* _EXERCISE DETAILS_
In the article on the mifepristone ruling, which group brought the challenge to the drug?

A three-judge panel of the conservative U.S. Court of Appeals for the 5th Circuit said Food and Drug Administration decisions to allow the drug mifepristone to be taken later in pregnancy, be mailed directly to patients and be prescribed by a medical professional other than a doctor were not lawful.
Despite the court’s ruling against the government and the drug manufacturer, mifepristone will remain available for now under existing regulations while the litigation continues, in accordance with a Supreme Court ruling this spring. Wednesday’s decision is likely to be appealed to the Supreme Court.
Mifepristone is part of a two-drug regimen used in more than half of U.S. abortions and first approved for use in this country more than 20 years ago. The legal battle over the medication has intensified since the Supreme Court overturned Roe v. Wade’s grant of a constitutional right to abortion last June, a decision that spurred multiple states to further limit or ban the procedure.
The challenge to mifepristone was brought by the Alliance for Hippocratic Medicine, an association of antiabortion doctors and others. The group asserted that the FDA did not sufficiently consider safety concerns when it approved the drug or when it subsequently removed some restrictions — extending the approved use of mifepristone, for instance, through 10 weeks of pregnancy instead of seven.
The lawsuit, was filed in Amarillo, Tex., where U.S. District Judge Matthew Kacsmaryk — a Trump nominee with long-held antiabortion views — is the sole sitting judge. He issued an unprecedented ruling, for the first time suspending FDA approval of a human drug over objections from the agency. Kacsmaryk’s mifepristone opinion embraced language used by antiabortion activists, referring to abortion providers as “abortionists” and to fetuses and embryos as “unborn humans.”
The Justice Department, representing the FDA, and the drug manufacturer Danco Laboratories appealed Kacsmaryk’s ruling to the 5th Circuit. They emphasized the FDA’s reliance on dozens of studies involving thousands of patients to approve the medication, which has been used by more than 5 million women. Serious side effects occur in fewer than 1 percent of patients.
Lawyers defending the drug said the antiabortion challengers had no legal right — or standing — to file the lawsuit because they were not directly harmed by the FDA’s approval of the abortion pill. They also argued that allowing a court to revoke approval of an approved medication would jeopardize access to non-abortion drugs and more broadly harm medical research and innovation.
At oral argument in May, all three judges, who previously supported abortion restrictions, seemed prepared to limit access to the medication.
In an initial review of Kacsmaryk’s opinion, a separate three-judge panel of the 5th Circuit declined to suspend approval of mifepristone but reversed actions taken by the FDA since 2016 to loosen restrictions on how to obtain the medication.
The Supreme Court temporarily put that appeals court decision on hold, opting to leave the current FDA regulations for mifepristone in place while the litigation continues.
This is a developing story. It will be updated.

* _Document understanding data_
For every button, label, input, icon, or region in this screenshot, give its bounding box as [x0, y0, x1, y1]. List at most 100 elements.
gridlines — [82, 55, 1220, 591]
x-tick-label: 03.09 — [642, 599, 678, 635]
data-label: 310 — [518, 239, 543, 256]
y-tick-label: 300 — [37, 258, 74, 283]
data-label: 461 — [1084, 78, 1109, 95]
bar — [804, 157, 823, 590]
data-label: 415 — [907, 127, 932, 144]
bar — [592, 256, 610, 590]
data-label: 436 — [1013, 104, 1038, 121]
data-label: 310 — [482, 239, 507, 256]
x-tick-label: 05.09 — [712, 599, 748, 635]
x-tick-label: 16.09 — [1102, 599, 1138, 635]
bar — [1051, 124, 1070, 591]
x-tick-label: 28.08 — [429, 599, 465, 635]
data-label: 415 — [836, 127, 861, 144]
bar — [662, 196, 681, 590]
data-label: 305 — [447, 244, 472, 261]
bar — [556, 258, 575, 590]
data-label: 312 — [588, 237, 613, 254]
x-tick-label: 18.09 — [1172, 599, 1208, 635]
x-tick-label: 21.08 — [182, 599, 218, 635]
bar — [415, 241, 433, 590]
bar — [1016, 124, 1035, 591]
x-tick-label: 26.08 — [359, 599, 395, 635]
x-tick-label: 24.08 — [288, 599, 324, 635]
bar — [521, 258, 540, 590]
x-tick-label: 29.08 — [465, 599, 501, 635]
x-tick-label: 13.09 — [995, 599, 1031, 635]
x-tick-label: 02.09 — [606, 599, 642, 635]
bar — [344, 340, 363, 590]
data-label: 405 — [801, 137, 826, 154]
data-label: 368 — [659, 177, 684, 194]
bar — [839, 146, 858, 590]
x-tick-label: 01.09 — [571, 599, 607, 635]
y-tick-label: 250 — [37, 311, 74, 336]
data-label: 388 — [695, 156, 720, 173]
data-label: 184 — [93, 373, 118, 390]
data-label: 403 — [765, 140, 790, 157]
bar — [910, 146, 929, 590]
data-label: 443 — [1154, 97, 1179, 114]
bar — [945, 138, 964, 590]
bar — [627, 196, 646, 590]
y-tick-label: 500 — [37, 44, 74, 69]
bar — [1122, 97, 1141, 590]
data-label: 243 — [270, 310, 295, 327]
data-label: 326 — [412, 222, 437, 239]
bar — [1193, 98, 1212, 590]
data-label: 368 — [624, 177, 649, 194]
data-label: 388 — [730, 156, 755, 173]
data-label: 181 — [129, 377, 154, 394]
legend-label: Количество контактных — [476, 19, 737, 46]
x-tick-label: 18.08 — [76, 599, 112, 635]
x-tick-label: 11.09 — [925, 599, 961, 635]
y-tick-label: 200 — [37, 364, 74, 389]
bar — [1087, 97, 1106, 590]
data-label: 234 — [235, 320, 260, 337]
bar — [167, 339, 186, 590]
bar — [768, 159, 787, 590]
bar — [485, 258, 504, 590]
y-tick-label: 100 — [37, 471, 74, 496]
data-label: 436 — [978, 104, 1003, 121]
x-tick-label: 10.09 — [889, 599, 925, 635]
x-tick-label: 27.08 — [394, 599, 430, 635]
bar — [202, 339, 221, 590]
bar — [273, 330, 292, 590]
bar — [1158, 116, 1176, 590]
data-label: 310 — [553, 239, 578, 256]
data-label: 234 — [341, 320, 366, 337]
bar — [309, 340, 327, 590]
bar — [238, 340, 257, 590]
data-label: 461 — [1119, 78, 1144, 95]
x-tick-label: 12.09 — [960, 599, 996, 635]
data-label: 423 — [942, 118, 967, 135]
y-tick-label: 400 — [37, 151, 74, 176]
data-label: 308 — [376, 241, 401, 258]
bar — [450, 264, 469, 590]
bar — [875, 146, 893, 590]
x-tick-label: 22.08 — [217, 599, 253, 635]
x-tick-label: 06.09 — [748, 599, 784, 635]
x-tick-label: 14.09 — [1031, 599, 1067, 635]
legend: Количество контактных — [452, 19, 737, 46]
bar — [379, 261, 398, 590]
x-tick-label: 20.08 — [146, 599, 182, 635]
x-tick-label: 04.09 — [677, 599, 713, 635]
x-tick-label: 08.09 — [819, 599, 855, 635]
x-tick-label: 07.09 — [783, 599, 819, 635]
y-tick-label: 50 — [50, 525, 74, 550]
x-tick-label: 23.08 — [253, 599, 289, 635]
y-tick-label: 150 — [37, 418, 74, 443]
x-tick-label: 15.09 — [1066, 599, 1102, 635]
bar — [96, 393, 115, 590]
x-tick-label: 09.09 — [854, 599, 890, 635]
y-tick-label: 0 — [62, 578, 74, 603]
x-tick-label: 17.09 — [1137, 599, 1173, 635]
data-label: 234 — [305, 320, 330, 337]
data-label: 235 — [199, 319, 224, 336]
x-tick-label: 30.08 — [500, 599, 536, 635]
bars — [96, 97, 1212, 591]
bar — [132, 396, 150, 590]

* _OUTPUT FOR THIS TASK_
The Alliance for Hippocratic Medicine, an association of antiabortion doctors and others.